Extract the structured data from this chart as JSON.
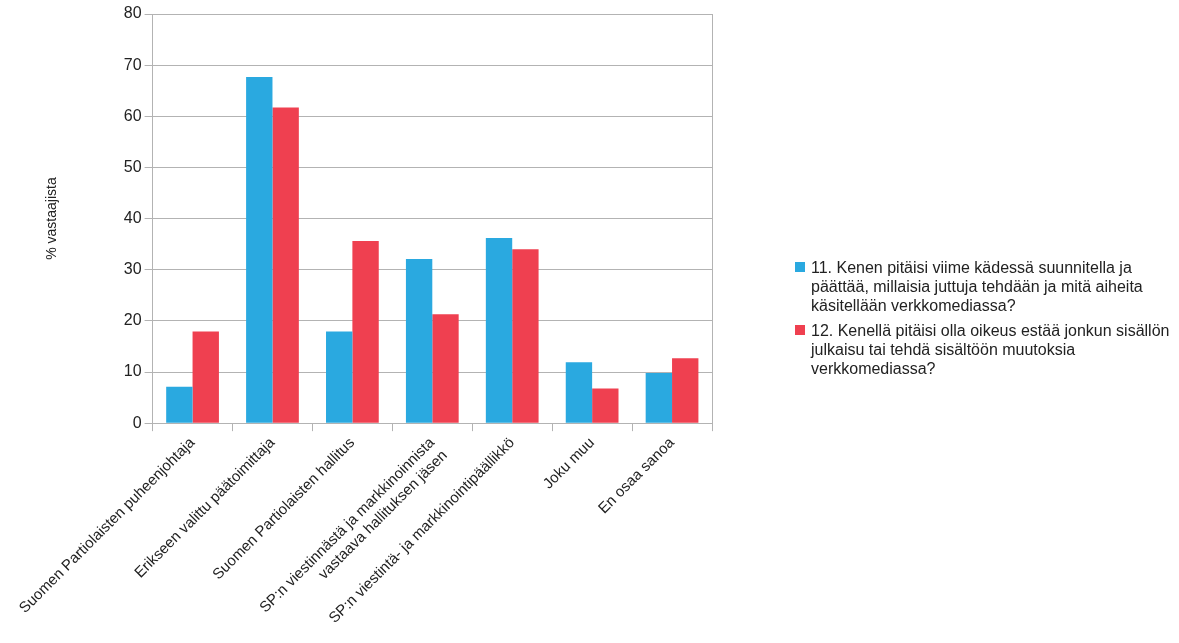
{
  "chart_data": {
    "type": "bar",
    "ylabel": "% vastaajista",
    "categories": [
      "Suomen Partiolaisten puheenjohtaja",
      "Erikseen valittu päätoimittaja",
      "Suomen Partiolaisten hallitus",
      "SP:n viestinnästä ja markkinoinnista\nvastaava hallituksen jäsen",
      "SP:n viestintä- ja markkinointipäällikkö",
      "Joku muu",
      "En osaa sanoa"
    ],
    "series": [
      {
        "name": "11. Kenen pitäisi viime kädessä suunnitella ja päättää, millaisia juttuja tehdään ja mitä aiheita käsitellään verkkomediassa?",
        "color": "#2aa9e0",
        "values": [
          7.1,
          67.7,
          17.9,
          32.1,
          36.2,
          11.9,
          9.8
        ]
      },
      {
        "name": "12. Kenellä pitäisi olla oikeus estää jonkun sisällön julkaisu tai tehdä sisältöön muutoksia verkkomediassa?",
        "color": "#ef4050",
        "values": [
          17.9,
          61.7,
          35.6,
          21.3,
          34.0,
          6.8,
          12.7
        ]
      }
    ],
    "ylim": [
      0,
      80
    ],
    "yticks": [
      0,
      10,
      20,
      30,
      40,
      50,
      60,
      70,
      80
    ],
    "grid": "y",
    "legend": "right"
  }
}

◇ ◇ ◇

**Set task**
Extract, from the listing above, every line where the string "pitäisi" occurs.

**Full solution**
        "name": "11. Kenen pitäisi viime kädessä suunnitella ja päättää, millaisia juttuja tehdään ja mitä aiheita käsitellään verkkomediassa?",
        "name": "12. Kenellä pitäisi olla oikeus estää jonkun sisällön julkaisu tai tehdä sisältöön muutoksia verkkomediassa?",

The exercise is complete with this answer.